• Exercise goal
From the listing, collect all lines containing the word "AHSKJCGDJZS".
-- begin Entries supplied --
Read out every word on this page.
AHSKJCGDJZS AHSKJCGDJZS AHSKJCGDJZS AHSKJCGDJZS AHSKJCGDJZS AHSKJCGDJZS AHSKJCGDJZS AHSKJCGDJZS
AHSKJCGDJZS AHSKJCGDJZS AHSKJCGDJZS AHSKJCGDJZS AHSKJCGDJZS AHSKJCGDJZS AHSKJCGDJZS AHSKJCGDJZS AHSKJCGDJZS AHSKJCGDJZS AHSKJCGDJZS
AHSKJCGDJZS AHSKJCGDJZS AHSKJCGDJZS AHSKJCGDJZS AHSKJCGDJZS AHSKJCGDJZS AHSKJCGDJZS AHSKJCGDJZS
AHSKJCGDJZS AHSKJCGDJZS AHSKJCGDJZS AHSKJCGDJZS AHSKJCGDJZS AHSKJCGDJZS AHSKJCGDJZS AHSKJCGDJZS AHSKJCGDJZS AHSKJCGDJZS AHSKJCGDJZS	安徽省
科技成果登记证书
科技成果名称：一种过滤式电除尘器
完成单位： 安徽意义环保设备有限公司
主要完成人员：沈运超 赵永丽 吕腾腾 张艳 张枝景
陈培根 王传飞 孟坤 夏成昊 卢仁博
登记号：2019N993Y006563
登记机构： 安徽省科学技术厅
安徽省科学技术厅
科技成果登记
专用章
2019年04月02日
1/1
-- end Entries supplied --
• Expected answer
AHSKJCGDJZS AHSKJCGDJZS AHSKJCGDJZS AHSKJCGDJZS AHSKJCGDJZS AHSKJCGDJZS AHSKJCGDJZS AHSKJCGDJZS
AHSKJCGDJZS AHSKJCGDJZS AHSKJCGDJZS AHSKJCGDJZS AHSKJCGDJZS AHSKJCGDJZS AHSKJCGDJZS AHSKJCGDJZS AHSKJCGDJZS AHSKJCGDJZS AHSKJCGDJZS
AHSKJCGDJZS AHSKJCGDJZS AHSKJCGDJZS AHSKJCGDJZS AHSKJCGDJZS AHSKJCGDJZS AHSKJCGDJZS AHSKJCGDJZS
AHSKJCGDJZS AHSKJCGDJZS AHSKJCGDJZS AHSKJCGDJZS AHSKJCGDJZS AHSKJCGDJZS AHSKJCGDJZS AHSKJCGDJZS AHSKJCGDJZS AHSKJCGDJZS AHSKJCGDJZS	安徽省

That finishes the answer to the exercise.